→ What is being asked:
Pick out every line that holds the string "Undergrad" and copy it.

----------

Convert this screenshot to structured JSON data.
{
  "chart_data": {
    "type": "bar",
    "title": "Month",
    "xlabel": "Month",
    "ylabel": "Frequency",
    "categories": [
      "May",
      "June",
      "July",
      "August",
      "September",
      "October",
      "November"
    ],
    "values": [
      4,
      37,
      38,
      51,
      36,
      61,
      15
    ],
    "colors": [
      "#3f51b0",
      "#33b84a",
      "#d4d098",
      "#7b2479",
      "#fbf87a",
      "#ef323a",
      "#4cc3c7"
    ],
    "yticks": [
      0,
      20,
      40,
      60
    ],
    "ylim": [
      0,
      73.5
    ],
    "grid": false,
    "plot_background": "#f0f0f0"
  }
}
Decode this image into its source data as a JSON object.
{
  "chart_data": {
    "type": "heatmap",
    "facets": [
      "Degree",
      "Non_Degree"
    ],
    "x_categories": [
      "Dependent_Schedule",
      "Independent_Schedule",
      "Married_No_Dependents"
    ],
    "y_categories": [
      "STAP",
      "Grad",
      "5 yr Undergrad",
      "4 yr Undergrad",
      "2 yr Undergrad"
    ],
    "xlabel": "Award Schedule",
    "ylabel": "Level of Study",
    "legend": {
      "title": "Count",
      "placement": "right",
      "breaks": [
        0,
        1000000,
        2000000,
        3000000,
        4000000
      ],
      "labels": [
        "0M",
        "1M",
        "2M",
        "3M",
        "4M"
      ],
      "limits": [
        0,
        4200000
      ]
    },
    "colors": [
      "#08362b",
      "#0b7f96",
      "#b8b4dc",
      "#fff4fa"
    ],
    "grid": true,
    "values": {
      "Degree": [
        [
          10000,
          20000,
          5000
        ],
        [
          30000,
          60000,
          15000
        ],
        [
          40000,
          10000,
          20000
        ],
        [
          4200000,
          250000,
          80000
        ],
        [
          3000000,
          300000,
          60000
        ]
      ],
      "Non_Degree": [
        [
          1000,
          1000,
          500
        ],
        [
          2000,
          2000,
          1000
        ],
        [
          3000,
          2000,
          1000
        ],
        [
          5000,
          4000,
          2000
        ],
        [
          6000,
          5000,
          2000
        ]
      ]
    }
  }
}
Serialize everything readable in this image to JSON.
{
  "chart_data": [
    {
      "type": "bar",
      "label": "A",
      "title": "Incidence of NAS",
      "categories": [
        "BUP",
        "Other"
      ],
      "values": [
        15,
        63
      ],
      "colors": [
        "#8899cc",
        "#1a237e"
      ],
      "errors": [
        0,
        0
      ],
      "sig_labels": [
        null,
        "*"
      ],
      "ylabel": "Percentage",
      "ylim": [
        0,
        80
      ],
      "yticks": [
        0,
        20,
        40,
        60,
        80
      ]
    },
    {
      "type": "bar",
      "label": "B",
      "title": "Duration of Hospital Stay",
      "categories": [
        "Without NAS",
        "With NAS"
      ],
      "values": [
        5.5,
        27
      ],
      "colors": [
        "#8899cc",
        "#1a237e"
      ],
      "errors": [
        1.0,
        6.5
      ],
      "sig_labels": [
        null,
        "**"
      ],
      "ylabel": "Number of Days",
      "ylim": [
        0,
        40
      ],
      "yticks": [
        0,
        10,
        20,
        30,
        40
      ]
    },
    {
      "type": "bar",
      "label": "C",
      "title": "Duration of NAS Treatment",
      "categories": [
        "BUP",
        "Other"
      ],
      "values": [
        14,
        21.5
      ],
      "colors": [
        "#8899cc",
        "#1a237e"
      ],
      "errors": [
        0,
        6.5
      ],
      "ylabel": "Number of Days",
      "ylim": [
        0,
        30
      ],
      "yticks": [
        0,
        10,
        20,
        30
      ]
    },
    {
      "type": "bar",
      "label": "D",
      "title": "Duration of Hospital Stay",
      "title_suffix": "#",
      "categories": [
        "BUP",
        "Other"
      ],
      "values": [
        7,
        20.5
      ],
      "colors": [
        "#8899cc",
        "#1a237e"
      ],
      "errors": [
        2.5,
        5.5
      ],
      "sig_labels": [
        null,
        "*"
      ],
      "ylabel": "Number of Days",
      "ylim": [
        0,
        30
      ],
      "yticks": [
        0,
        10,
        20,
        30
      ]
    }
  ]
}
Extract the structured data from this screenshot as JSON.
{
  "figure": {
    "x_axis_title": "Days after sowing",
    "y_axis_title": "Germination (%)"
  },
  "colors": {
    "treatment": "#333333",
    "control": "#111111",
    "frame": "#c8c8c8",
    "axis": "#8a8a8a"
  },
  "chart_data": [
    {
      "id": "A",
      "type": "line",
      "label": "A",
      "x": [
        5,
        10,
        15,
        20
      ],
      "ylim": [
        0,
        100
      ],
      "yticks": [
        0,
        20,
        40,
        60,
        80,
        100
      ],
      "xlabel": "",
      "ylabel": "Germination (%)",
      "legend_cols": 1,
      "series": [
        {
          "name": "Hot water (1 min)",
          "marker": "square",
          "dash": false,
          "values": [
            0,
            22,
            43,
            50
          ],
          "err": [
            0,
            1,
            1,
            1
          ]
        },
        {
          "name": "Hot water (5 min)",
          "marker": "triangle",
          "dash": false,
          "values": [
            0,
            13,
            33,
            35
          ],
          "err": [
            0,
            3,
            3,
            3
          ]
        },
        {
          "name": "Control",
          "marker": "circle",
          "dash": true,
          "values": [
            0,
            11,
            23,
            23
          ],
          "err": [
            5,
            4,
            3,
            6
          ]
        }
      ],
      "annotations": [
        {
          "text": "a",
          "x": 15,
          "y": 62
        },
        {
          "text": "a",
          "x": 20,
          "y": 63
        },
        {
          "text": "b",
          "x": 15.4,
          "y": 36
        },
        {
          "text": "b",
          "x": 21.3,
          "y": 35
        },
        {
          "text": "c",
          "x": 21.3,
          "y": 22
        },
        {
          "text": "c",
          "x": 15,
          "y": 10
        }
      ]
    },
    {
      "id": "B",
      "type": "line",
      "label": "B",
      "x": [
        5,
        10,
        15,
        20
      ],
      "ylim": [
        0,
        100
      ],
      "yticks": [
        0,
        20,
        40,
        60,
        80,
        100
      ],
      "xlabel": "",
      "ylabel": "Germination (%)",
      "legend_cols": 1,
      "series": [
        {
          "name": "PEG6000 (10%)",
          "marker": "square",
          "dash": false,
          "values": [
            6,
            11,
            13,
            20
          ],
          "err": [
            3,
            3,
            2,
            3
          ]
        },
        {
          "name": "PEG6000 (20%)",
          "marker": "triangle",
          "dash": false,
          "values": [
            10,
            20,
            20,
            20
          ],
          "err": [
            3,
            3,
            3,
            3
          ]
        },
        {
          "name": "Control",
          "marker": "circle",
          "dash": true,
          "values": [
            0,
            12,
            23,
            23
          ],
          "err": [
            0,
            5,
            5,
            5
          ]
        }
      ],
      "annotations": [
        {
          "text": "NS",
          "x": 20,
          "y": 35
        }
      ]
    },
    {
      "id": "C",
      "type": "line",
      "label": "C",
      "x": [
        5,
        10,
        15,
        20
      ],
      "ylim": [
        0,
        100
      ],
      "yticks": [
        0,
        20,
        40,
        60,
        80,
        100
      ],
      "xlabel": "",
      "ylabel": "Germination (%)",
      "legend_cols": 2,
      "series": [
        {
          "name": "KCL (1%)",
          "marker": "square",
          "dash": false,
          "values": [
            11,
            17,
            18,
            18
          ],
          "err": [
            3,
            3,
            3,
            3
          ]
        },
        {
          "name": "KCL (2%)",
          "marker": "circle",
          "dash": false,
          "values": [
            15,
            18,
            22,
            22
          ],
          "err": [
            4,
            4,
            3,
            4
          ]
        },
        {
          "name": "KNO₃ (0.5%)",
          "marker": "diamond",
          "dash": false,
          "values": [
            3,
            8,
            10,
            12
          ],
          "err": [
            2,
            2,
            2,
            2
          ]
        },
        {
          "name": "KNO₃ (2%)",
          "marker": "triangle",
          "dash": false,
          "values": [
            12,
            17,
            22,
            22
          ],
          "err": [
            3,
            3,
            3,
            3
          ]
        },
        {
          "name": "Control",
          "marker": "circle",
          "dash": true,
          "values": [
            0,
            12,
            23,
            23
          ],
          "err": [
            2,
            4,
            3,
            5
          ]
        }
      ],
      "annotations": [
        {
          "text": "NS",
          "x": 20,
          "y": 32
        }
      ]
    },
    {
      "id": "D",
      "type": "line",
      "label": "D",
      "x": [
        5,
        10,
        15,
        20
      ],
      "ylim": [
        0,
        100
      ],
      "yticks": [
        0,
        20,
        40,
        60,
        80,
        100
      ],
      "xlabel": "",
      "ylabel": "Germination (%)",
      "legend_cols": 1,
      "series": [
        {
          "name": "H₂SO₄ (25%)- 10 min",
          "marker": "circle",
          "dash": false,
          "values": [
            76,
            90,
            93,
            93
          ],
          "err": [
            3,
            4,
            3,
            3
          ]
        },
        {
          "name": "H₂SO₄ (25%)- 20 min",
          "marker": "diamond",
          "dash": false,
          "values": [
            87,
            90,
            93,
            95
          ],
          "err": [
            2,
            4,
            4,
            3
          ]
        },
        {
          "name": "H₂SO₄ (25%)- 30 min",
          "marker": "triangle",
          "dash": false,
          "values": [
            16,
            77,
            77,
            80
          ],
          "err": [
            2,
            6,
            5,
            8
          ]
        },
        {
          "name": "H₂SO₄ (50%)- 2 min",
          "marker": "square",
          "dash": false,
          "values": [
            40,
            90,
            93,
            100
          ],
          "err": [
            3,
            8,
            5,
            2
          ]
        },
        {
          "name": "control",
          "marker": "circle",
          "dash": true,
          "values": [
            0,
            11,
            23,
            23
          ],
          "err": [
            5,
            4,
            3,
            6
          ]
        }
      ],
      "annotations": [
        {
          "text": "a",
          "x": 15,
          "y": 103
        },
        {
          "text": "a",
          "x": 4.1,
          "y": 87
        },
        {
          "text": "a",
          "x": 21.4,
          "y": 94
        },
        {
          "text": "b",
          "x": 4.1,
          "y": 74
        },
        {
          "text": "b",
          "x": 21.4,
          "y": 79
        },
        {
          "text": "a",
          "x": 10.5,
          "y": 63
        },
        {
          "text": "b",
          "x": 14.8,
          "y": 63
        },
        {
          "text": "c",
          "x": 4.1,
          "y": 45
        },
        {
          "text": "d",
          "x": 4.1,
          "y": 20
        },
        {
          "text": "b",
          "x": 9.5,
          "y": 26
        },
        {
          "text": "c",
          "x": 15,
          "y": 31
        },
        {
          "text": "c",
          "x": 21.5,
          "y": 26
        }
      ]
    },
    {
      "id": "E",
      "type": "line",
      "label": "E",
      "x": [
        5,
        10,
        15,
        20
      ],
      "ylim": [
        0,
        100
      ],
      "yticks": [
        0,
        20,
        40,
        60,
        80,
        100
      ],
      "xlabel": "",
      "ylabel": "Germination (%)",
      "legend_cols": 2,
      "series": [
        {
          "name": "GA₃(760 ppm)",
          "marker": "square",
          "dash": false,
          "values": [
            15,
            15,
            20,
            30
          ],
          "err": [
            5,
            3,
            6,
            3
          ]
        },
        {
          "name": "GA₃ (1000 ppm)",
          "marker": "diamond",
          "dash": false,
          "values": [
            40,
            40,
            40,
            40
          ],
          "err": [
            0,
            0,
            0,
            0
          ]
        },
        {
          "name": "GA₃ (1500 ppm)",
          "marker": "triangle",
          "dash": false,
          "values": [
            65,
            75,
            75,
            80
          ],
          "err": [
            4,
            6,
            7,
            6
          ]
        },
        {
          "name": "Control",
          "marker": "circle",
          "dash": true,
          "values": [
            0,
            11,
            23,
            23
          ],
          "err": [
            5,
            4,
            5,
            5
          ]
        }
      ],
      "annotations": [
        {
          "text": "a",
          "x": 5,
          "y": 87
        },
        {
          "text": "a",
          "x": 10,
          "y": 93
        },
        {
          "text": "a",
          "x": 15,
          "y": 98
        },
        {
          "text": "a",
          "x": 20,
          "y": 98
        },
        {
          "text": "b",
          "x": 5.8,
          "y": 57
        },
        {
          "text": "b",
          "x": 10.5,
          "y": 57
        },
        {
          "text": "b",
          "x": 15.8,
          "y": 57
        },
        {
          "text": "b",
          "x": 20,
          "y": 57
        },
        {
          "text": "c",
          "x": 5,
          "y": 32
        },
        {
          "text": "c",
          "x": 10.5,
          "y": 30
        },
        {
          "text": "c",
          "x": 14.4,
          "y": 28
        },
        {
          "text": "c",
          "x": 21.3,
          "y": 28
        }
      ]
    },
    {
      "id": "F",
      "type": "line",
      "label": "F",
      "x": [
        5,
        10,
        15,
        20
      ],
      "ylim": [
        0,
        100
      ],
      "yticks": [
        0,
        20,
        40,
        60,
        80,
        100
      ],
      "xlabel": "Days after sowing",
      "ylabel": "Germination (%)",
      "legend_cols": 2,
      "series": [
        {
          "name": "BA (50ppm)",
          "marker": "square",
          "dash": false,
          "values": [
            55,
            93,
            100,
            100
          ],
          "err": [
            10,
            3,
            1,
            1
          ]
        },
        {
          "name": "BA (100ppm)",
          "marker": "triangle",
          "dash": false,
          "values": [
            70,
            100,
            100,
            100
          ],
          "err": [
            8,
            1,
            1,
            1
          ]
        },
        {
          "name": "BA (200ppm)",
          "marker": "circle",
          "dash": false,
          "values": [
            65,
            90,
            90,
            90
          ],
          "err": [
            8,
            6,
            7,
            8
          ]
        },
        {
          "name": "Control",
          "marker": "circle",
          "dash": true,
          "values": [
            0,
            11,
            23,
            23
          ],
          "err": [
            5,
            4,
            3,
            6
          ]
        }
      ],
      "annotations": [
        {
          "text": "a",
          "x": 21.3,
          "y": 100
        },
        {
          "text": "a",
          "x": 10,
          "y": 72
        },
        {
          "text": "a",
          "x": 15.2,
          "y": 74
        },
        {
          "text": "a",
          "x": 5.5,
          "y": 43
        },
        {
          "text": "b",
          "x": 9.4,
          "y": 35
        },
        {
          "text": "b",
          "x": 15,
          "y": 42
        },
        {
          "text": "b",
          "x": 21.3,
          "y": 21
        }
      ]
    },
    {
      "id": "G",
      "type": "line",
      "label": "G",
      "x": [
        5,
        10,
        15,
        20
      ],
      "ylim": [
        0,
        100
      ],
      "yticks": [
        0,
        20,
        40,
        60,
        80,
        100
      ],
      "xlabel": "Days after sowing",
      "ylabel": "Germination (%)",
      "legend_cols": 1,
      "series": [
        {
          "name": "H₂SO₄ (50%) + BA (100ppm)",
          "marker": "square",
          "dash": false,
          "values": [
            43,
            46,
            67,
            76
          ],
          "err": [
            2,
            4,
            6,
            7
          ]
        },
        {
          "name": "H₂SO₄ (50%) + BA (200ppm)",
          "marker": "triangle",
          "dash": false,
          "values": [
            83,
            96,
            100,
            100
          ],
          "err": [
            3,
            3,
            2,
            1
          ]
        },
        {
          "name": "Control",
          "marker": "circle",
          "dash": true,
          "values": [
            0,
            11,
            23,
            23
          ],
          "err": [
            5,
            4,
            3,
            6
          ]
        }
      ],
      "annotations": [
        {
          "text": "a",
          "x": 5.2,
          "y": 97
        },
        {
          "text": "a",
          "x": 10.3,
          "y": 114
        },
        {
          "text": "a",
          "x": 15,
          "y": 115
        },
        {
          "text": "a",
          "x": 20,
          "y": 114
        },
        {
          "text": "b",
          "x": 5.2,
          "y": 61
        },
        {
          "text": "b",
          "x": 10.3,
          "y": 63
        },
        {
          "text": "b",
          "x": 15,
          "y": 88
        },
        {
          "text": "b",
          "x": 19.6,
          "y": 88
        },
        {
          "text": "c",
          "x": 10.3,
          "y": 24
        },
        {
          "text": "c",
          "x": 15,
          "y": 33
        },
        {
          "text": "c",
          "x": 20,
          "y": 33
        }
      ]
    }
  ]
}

----------

→ Correct answer:
      "5 yr Undergrad",
      "4 yr Undergrad",
      "2 yr Undergrad"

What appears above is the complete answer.